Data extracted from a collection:

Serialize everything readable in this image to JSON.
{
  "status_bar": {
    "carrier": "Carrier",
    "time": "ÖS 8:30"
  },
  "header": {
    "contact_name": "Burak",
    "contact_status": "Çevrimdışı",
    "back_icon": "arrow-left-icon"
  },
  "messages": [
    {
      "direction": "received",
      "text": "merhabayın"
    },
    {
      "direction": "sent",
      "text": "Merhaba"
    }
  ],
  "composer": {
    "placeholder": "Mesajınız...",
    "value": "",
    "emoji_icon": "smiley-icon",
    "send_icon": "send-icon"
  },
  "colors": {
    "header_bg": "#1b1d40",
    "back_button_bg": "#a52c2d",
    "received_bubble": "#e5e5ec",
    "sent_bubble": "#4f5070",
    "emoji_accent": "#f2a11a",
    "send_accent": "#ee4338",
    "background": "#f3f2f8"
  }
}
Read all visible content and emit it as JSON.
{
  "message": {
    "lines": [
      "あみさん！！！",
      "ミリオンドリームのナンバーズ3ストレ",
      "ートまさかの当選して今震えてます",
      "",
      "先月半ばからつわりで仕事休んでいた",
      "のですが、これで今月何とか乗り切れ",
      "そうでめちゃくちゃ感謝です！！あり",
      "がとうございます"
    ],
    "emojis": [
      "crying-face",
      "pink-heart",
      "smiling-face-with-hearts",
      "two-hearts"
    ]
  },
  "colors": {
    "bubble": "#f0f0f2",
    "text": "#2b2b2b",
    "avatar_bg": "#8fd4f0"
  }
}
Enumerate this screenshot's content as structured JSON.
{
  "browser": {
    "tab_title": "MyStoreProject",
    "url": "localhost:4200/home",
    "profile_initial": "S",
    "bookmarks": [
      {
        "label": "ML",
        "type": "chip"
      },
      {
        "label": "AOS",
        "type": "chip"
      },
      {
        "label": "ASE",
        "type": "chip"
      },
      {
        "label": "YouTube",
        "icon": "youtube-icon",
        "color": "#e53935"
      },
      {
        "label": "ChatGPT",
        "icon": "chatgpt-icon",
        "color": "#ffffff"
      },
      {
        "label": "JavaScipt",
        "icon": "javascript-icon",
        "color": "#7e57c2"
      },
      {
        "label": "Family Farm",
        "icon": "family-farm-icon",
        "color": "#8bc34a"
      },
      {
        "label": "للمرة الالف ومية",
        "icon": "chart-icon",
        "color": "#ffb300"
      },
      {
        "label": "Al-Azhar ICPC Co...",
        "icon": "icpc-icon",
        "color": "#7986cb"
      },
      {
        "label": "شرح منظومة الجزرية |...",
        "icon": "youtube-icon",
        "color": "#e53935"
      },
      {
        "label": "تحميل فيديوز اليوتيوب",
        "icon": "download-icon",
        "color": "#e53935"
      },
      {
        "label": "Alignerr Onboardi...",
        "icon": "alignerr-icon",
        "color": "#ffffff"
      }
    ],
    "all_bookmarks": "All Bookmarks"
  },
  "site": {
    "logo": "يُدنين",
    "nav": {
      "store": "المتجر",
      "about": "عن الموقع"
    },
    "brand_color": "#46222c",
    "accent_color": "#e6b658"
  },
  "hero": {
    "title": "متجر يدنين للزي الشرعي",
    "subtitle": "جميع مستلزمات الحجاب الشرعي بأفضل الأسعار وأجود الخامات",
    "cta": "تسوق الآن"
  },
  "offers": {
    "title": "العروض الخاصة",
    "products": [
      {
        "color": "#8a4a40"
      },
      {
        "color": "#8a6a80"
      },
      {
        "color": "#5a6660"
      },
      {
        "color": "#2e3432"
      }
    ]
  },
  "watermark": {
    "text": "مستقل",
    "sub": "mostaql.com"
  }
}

▶ _To do_
Quote each line above in full, word for word.

▶ _The solution_
Serialize everything readable in this image to JSON.
{
  "status_bar": {
    "carrier": "Carrier",
    "time": "ÖS 8:30"
  },
  "header": {
    "contact_name": "Burak",
    "contact_status": "Çevrimdışı",
    "back_icon": "arrow-left-icon"
  },
  "messages": [
    {
      "direction": "received",
      "text": "merhabayın"
    },
    {
      "direction": "sent",
      "text": "Merhaba"
    }
  ],
  "composer": {
    "placeholder": "Mesajınız...",
    "value": "",
    "emoji_icon": "smiley-icon",
    "send_icon": "send-icon"
  },
  "colors": {
    "header_bg": "#1b1d40",
    "back_button_bg": "#a52c2d",
    "received_bubble": "#e5e5ec",
    "sent_bubble": "#4f5070",
    "emoji_accent": "#f2a11a",
    "send_accent": "#ee4338",
    "background": "#f3f2f8"
  }
}
Read all visible content and emit it as JSON.
{
  "message": {
    "lines": [
      "あみさん！！！",
      "ミリオンドリームのナンバーズ3ストレ",
      "ートまさかの当選して今震えてます",
      "",
      "先月半ばからつわりで仕事休んでいた",
      "のですが、これで今月何とか乗り切れ",
      "そうでめちゃくちゃ感謝です！！あり",
      "がとうございます"
    ],
    "emojis": [
      "crying-face",
      "pink-heart",
      "smiling-face-with-hearts",
      "two-hearts"
    ]
  },
  "colors": {
    "bubble": "#f0f0f2",
    "text": "#2b2b2b",
    "avatar_bg": "#8fd4f0"
  }
}
Enumerate this screenshot's content as structured JSON.
{
  "browser": {
    "tab_title": "MyStoreProject",
    "url": "localhost:4200/home",
    "profile_initial": "S",
    "bookmarks": [
      {
        "label": "ML",
        "type": "chip"
      },
      {
        "label": "AOS",
        "type": "chip"
      },
      {
        "label": "ASE",
        "type": "chip"
      },
      {
        "label": "YouTube",
        "icon": "youtube-icon",
        "color": "#e53935"
      },
      {
        "label": "ChatGPT",
        "icon": "chatgpt-icon",
        "color": "#ffffff"
      },
      {
        "label": "JavaScipt",
        "icon": "javascript-icon",
        "color": "#7e57c2"
      },
      {
        "label": "Family Farm",
        "icon": "family-farm-icon",
        "color": "#8bc34a"
      },
      {
        "label": "للمرة الالف ومية",
        "icon": "chart-icon",
        "color": "#ffb300"
      },
      {
        "label": "Al-Azhar ICPC Co...",
        "icon": "icpc-icon",
        "color": "#7986cb"
      },
      {
        "label": "شرح منظومة الجزرية |...",
        "icon": "youtube-icon",
        "color": "#e53935"
      },
      {
        "label": "تحميل فيديوز اليوتيوب",
        "icon": "download-icon",
        "color": "#e53935"
      },
      {
        "label": "Alignerr Onboardi...",
        "icon": "alignerr-icon",
        "color": "#ffffff"
      }
    ],
    "all_bookmarks": "All Bookmarks"
  },
  "site": {
    "logo": "يُدنين",
    "nav": {
      "store": "المتجر",
      "about": "عن الموقع"
    },
    "brand_color": "#46222c",
    "accent_color": "#e6b658"
  },
  "hero": {
    "title": "متجر يدنين للزي الشرعي",
    "subtitle": "جميع مستلزمات الحجاب الشرعي بأفضل الأسعار وأجود الخامات",
    "cta": "تسوق الآن"
  },
  "offers": {
    "title": "العروض الخاصة",
    "products": [
      {
        "color": "#8a4a40"
      },
      {
        "color": "#8a6a80"
      },
      {
        "color": "#5a6660"
      },
      {
        "color": "#2e3432"
      }
    ]
  },
  "watermark": {
    "text": "مستقل",
    "sub": "mostaql.com"
  }
}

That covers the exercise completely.